● **WHAT TO DO**:
Copy all the entries word for word, but omit the pictures.

***** INPUT ROWS

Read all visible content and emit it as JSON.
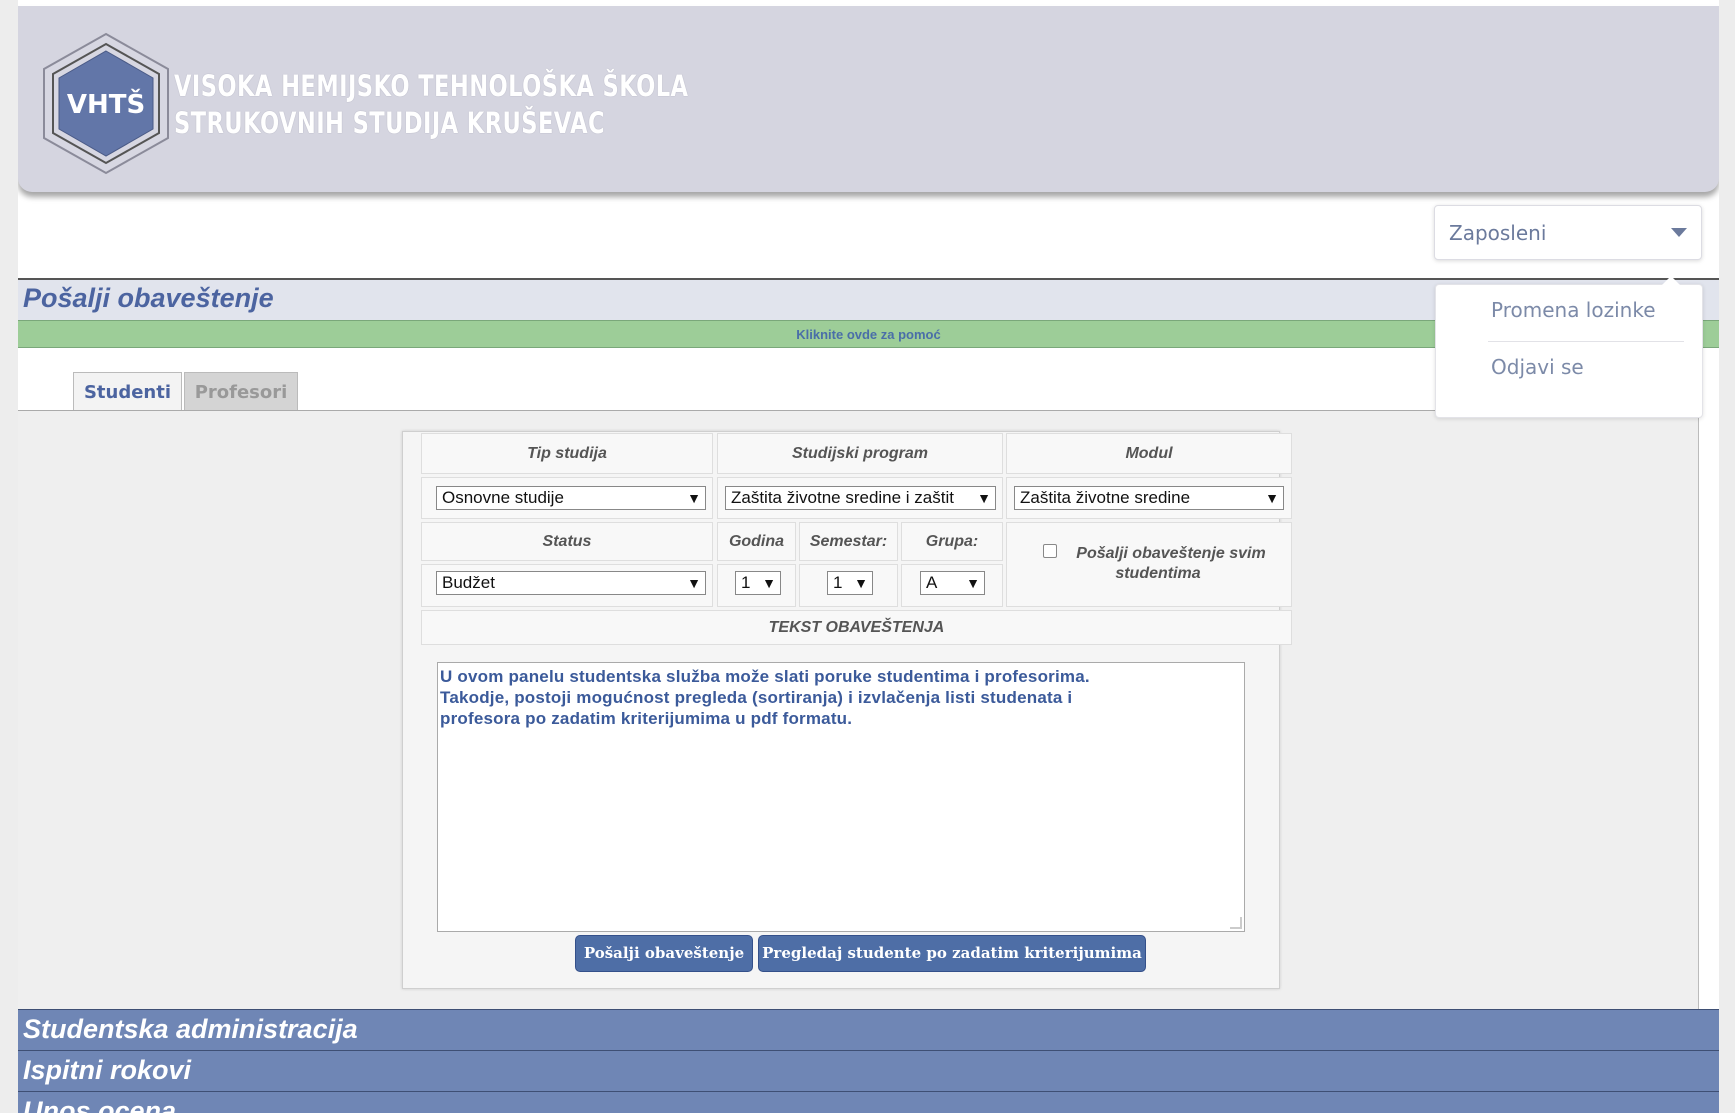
{
  "header": {
    "logo_abbr": "VHTŠ",
    "school_line1": "VISOKA HEMIJSKO TEHNOLOŠKA ŠKOLA",
    "school_line2": "STRUKOVNIH STUDIJA KRUŠEVAC"
  },
  "user_menu": {
    "label": "Zaposleni",
    "items": [
      "Promena lozinke",
      "Odjavi se"
    ]
  },
  "section": {
    "title": "Pošalji obaveštenje",
    "help_link": "Kliknite ovde za pomoć"
  },
  "tabs": [
    {
      "label": "Studenti",
      "active": true
    },
    {
      "label": "Profesori",
      "active": false
    }
  ],
  "form": {
    "headers": {
      "tip_studija": "Tip studija",
      "studijski_program": "Studijski program",
      "modul": "Modul",
      "status": "Status",
      "godina": "Godina",
      "semestar": "Semestar:",
      "grupa": "Grupa:",
      "tekst": "TEKST OBAVEŠTENJA"
    },
    "values": {
      "tip_studija": "Osnovne studije",
      "studijski_program": "Zaštita životne sredine i zaštit",
      "modul": "Zaštita životne sredine",
      "status": "Budžet",
      "godina": "1",
      "semestar": "1",
      "grupa": "A"
    },
    "send_all_label_line1": "Pošalji obaveštenje svim",
    "send_all_label_line2": "studentima",
    "message_line1": "U ovom panelu studentska služba može slati poruke studentima i profesorima.",
    "message_line2": "Takodje, postoji mogućnost pregleda (sortiranja) i izvlačenja listi studenata i",
    "message_line3": "profesora po zadatim kriterijumima u pdf formatu.",
    "send_button": "Pošalji obaveštenje",
    "review_button": "Pregledaj studente po zadatim kriterijumima"
  },
  "accordion": [
    "Studentska administracija",
    "Ispitni rokovi",
    "Unos ocena"
  ],
  "colors": {
    "header_bg": "#d5d5e0",
    "accent_blue": "#4c64a0",
    "accordion_bg": "#6f86b5",
    "help_bar": "#9dcd98",
    "button_bg": "#4e6ea6"
  },
  "icons": {
    "dropdown": "caret-down-icon",
    "select": "triangle-down-icon",
    "logo": "hexagon-logo"
  }
}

**********

● **SOLUTION FOR THIS PROBLEM**:
Read all visible content and emit it as JSON.
{
  "header": {
    "logo_abbr": "VHTŠ",
    "school_line1": "VISOKA HEMIJSKO TEHNOLOŠKA ŠKOLA",
    "school_line2": "STRUKOVNIH STUDIJA KRUŠEVAC"
  },
  "user_menu": {
    "label": "Zaposleni",
    "items": [
      "Promena lozinke",
      "Odjavi se"
    ]
  },
  "section": {
    "title": "Pošalji obaveštenje",
    "help_link": "Kliknite ovde za pomoć"
  },
  "tabs": [
    {
      "label": "Studenti",
      "active": true
    },
    {
      "label": "Profesori",
      "active": false
    }
  ],
  "form": {
    "headers": {
      "tip_studija": "Tip studija",
      "studijski_program": "Studijski program",
      "modul": "Modul",
      "status": "Status",
      "godina": "Godina",
      "semestar": "Semestar:",
      "grupa": "Grupa:",
      "tekst": "TEKST OBAVEŠTENJA"
    },
    "values": {
      "tip_studija": "Osnovne studije",
      "studijski_program": "Zaštita životne sredine i zaštit",
      "modul": "Zaštita životne sredine",
      "status": "Budžet",
      "godina": "1",
      "semestar": "1",
      "grupa": "A"
    },
    "send_all_label_line1": "Pošalji obaveštenje svim",
    "send_all_label_line2": "studentima",
    "message_line1": "U ovom panelu studentska služba može slati poruke studentima i profesorima.",
    "message_line2": "Takodje, postoji mogućnost pregleda (sortiranja) i izvlačenja listi studenata i",
    "message_line3": "profesora po zadatim kriterijumima u pdf formatu.",
    "send_button": "Pošalji obaveštenje",
    "review_button": "Pregledaj studente po zadatim kriterijumima"
  },
  "accordion": [
    "Studentska administracija",
    "Ispitni rokovi",
    "Unos ocena"
  ],
  "colors": {
    "header_bg": "#d5d5e0",
    "accent_blue": "#4c64a0",
    "accordion_bg": "#6f86b5",
    "help_bar": "#9dcd98",
    "button_bg": "#4e6ea6"
  },
  "icons": {
    "dropdown": "caret-down-icon",
    "select": "triangle-down-icon",
    "logo": "hexagon-logo"
  }
}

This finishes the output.